------ Data to process

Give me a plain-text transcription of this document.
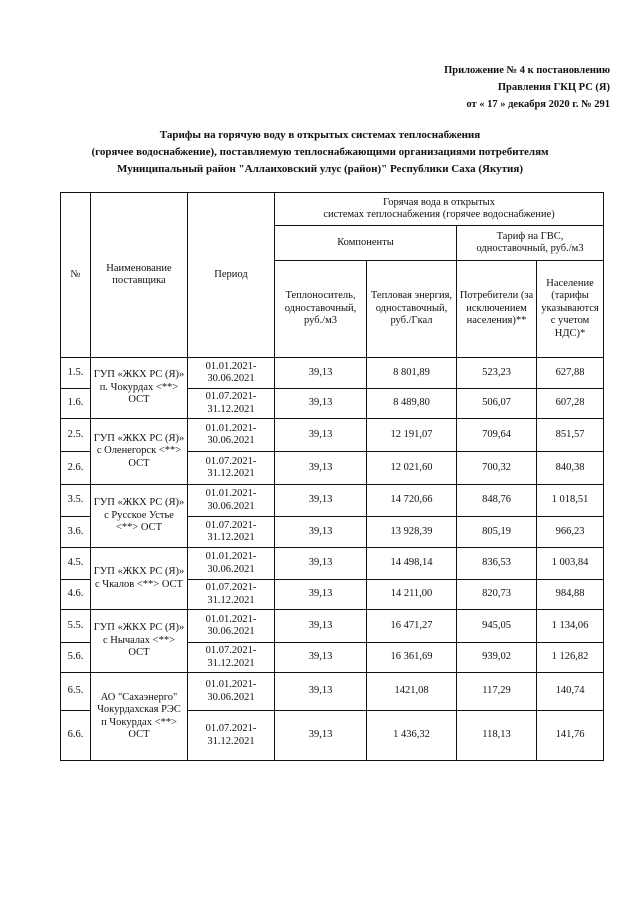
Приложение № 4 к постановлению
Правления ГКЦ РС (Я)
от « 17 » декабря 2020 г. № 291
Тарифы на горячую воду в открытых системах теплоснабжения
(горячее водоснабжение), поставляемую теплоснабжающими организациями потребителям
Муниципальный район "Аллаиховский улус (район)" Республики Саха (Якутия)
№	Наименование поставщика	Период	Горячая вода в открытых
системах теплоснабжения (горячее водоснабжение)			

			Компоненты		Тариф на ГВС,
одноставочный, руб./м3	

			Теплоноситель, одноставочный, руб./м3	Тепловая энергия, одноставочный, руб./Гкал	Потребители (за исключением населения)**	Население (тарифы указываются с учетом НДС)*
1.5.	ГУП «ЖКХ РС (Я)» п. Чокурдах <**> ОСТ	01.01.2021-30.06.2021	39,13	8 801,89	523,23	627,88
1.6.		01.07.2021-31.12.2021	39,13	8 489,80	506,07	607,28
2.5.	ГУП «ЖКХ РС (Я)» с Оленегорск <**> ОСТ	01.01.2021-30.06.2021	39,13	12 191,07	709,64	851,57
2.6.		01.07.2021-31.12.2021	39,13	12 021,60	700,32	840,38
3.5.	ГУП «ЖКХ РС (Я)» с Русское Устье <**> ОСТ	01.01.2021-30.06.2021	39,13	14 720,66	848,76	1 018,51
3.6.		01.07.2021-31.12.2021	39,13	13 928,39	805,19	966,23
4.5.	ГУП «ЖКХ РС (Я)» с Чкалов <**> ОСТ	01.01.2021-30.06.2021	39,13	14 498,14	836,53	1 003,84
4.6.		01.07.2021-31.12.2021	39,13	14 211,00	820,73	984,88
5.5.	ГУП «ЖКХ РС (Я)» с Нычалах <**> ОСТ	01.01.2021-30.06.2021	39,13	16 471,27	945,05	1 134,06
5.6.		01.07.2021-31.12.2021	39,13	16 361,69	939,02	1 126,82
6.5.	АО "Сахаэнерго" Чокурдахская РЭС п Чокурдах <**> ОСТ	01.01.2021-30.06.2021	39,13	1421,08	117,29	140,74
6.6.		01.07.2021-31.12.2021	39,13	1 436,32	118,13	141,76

------------

• _Exercise aim_
Find the string "водоснабжение" in the listing and return every line that holds it.

• _Answer for this exercise_
(горячее водоснабжение), поставляемую теплоснабжающими организациями потребителям
системах теплоснабжения (горячее водоснабжение)			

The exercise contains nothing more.